To do =>
Output the data below in full, character for character.

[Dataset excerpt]
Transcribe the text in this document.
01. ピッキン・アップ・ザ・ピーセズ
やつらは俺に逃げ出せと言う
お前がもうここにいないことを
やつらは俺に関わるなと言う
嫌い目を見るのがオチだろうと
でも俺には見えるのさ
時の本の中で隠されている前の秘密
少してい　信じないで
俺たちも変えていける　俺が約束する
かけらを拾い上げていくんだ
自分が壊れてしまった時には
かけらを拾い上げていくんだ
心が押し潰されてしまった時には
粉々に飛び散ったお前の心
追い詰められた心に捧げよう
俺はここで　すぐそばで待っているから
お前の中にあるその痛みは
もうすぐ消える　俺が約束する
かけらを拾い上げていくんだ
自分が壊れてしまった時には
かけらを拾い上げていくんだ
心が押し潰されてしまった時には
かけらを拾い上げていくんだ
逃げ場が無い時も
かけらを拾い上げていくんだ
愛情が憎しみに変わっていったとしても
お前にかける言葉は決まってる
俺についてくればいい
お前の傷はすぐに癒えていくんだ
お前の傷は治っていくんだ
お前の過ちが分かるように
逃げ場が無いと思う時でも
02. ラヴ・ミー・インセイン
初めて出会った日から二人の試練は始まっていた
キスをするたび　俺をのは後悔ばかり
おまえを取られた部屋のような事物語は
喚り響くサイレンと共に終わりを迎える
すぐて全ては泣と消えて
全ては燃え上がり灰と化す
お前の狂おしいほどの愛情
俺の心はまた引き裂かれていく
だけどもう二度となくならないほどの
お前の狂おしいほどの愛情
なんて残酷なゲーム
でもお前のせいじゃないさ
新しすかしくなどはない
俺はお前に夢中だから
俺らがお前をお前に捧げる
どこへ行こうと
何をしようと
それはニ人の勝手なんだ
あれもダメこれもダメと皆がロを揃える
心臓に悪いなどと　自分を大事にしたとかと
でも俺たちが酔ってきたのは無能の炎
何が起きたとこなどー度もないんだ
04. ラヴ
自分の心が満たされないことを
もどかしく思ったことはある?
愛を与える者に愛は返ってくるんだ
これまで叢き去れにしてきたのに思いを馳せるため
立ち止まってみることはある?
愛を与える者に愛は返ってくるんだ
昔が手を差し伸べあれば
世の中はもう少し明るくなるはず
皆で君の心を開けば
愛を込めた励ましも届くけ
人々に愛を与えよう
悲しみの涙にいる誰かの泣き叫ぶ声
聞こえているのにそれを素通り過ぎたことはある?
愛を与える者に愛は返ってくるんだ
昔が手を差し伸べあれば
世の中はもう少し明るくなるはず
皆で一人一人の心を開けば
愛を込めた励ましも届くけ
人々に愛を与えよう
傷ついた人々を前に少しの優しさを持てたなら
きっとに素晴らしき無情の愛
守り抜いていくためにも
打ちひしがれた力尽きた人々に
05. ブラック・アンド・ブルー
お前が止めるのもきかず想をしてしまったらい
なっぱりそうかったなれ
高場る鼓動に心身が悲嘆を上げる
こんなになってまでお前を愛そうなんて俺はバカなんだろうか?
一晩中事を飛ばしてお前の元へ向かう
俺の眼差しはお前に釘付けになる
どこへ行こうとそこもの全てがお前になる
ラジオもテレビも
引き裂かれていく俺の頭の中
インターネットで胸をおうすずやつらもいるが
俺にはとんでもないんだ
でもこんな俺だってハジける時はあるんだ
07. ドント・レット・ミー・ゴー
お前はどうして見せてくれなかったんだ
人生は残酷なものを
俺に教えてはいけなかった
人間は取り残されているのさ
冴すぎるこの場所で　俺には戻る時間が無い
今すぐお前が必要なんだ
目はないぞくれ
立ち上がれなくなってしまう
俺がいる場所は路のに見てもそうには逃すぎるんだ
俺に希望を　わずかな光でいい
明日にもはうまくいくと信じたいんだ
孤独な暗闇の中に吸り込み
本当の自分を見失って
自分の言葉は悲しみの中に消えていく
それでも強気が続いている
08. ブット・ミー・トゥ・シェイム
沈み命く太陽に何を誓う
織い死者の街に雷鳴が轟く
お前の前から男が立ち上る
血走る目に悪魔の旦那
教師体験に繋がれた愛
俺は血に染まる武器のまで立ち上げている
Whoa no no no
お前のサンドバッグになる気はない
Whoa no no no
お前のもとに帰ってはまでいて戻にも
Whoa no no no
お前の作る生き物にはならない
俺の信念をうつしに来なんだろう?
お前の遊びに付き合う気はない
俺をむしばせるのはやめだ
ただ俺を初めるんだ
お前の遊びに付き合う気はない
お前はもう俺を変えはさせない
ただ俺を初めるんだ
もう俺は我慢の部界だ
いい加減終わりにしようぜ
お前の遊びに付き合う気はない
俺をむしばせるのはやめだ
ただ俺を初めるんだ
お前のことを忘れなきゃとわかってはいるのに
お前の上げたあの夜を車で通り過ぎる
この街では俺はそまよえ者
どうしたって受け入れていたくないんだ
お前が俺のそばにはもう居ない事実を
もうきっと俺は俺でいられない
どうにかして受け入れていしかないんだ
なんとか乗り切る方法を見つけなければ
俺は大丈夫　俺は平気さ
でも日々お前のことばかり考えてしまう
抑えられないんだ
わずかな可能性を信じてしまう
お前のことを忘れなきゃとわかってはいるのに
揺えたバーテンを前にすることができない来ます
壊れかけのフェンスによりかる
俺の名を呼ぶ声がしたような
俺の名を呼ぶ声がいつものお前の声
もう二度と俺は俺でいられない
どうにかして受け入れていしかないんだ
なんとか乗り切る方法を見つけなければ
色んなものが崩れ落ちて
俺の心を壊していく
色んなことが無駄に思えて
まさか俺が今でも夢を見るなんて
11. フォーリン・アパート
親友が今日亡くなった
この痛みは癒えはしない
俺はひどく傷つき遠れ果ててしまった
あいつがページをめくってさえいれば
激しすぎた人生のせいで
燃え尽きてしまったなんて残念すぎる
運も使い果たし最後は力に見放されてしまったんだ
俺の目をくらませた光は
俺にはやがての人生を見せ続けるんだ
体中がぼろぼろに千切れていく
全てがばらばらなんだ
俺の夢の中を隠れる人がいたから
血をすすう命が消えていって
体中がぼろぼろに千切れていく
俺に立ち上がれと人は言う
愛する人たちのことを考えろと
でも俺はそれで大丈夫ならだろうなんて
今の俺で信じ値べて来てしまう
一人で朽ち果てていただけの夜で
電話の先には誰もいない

The completed task =>
Transcribe the text in this document.
01. ピッキン・アップ・ザ・ピーセズ
やつらは俺に逃げ出せと言う
お前がもうここにいないことを
やつらは俺に関わるなと言う
嫌い目を見るのがオチだろうと
でも俺には見えるのさ
時の本の中で隠されている前の秘密
少してい　信じないで
俺たちも変えていける　俺が約束する
かけらを拾い上げていくんだ
自分が壊れてしまった時には
かけらを拾い上げていくんだ
心が押し潰されてしまった時には
粉々に飛び散ったお前の心
追い詰められた心に捧げよう
俺はここで　すぐそばで待っているから
お前の中にあるその痛みは
もうすぐ消える　俺が約束する
かけらを拾い上げていくんだ
自分が壊れてしまった時には
かけらを拾い上げていくんだ
心が押し潰されてしまった時には
かけらを拾い上げていくんだ
逃げ場が無い時も
かけらを拾い上げていくんだ
愛情が憎しみに変わっていったとしても
お前にかける言葉は決まってる
俺についてくればいい
お前の傷はすぐに癒えていくんだ
お前の傷は治っていくんだ
お前の過ちが分かるように
逃げ場が無いと思う時でも
02. ラヴ・ミー・インセイン
初めて出会った日から二人の試練は始まっていた
キスをするたび　俺をのは後悔ばかり
おまえを取られた部屋のような事物語は
喚り響くサイレンと共に終わりを迎える
すぐて全ては泣と消えて
全ては燃え上がり灰と化す
お前の狂おしいほどの愛情
俺の心はまた引き裂かれていく
だけどもう二度となくならないほどの
お前の狂おしいほどの愛情
なんて残酷なゲーム
でもお前のせいじゃないさ
新しすかしくなどはない
俺はお前に夢中だから
俺らがお前をお前に捧げる
どこへ行こうと
何をしようと
それはニ人の勝手なんだ
あれもダメこれもダメと皆がロを揃える
心臓に悪いなどと　自分を大事にしたとかと
でも俺たちが酔ってきたのは無能の炎
何が起きたとこなどー度もないんだ
04. ラヴ
自分の心が満たされないことを
もどかしく思ったことはある?
愛を与える者に愛は返ってくるんだ
これまで叢き去れにしてきたのに思いを馳せるため
立ち止まってみることはある?
愛を与える者に愛は返ってくるんだ
昔が手を差し伸べあれば
世の中はもう少し明るくなるはず
皆で君の心を開けば
愛を込めた励ましも届くけ
人々に愛を与えよう
悲しみの涙にいる誰かの泣き叫ぶ声
聞こえているのにそれを素通り過ぎたことはある?
愛を与える者に愛は返ってくるんだ
昔が手を差し伸べあれば
世の中はもう少し明るくなるはず
皆で一人一人の心を開けば
愛を込めた励ましも届くけ
人々に愛を与えよう
傷ついた人々を前に少しの優しさを持てたなら
きっとに素晴らしき無情の愛
守り抜いていくためにも
打ちひしがれた力尽きた人々に
05. ブラック・アンド・ブルー
お前が止めるのもきかず想をしてしまったらい
なっぱりそうかったなれ
高場る鼓動に心身が悲嘆を上げる
こんなになってまでお前を愛そうなんて俺はバカなんだろうか?
一晩中事を飛ばしてお前の元へ向かう
俺の眼差しはお前に釘付けになる
どこへ行こうとそこもの全てがお前になる
ラジオもテレビも
引き裂かれていく俺の頭の中
インターネットで胸をおうすずやつらもいるが
俺にはとんでもないんだ
でもこんな俺だってハジける時はあるんだ
07. ドント・レット・ミー・ゴー
お前はどうして見せてくれなかったんだ
人生は残酷なものを
俺に教えてはいけなかった
人間は取り残されているのさ
冴すぎるこの場所で　俺には戻る時間が無い
今すぐお前が必要なんだ
目はないぞくれ
立ち上がれなくなってしまう
俺がいる場所は路のに見てもそうには逃すぎるんだ
俺に希望を　わずかな光でいい
明日にもはうまくいくと信じたいんだ
孤独な暗闇の中に吸り込み
本当の自分を見失って
自分の言葉は悲しみの中に消えていく
それでも強気が続いている
08. ブット・ミー・トゥ・シェイム
沈み命く太陽に何を誓う
織い死者の街に雷鳴が轟く
お前の前から男が立ち上る
血走る目に悪魔の旦那
教師体験に繋がれた愛
俺は血に染まる武器のまで立ち上げている
Whoa no no no
お前のサンドバッグになる気はない
Whoa no no no
お前のもとに帰ってはまでいて戻にも
Whoa no no no
お前の作る生き物にはならない
俺の信念をうつしに来なんだろう?
お前の遊びに付き合う気はない
俺をむしばせるのはやめだ
ただ俺を初めるんだ
お前の遊びに付き合う気はない
お前はもう俺を変えはさせない
ただ俺を初めるんだ
もう俺は我慢の部界だ
いい加減終わりにしようぜ
お前の遊びに付き合う気はない
俺をむしばせるのはやめだ
ただ俺を初めるんだ
お前のことを忘れなきゃとわかってはいるのに
お前の上げたあの夜を車で通り過ぎる
この街では俺はそまよえ者
どうしたって受け入れていたくないんだ
お前が俺のそばにはもう居ない事実を
もうきっと俺は俺でいられない
どうにかして受け入れていしかないんだ
なんとか乗り切る方法を見つけなければ
俺は大丈夫　俺は平気さ
でも日々お前のことばかり考えてしまう
抑えられないんだ
わずかな可能性を信じてしまう
お前のことを忘れなきゃとわかってはいるのに
揺えたバーテンを前にすることができない来ます
壊れかけのフェンスによりかる
俺の名を呼ぶ声がしたような
俺の名を呼ぶ声がいつものお前の声
もう二度と俺は俺でいられない
どうにかして受け入れていしかないんだ
なんとか乗り切る方法を見つけなければ
色んなものが崩れ落ちて
俺の心を壊していく
色んなことが無駄に思えて
まさか俺が今でも夢を見るなんて
11. フォーリン・アパート
親友が今日亡くなった
この痛みは癒えはしない
俺はひどく傷つき遠れ果ててしまった
あいつがページをめくってさえいれば
激しすぎた人生のせいで
燃え尽きてしまったなんて残念すぎる
運も使い果たし最後は力に見放されてしまったんだ
俺の目をくらませた光は
俺にはやがての人生を見せ続けるんだ
体中がぼろぼろに千切れていく
全てがばらばらなんだ
俺の夢の中を隠れる人がいたから
血をすすう命が消えていって
体中がぼろぼろに千切れていく
俺に立ち上がれと人は言う
愛する人たちのことを考えろと
でも俺はそれで大丈夫ならだろうなんて
今の俺で信じ値べて来てしまう
一人で朽ち果てていただけの夜で
電話の先には誰もいない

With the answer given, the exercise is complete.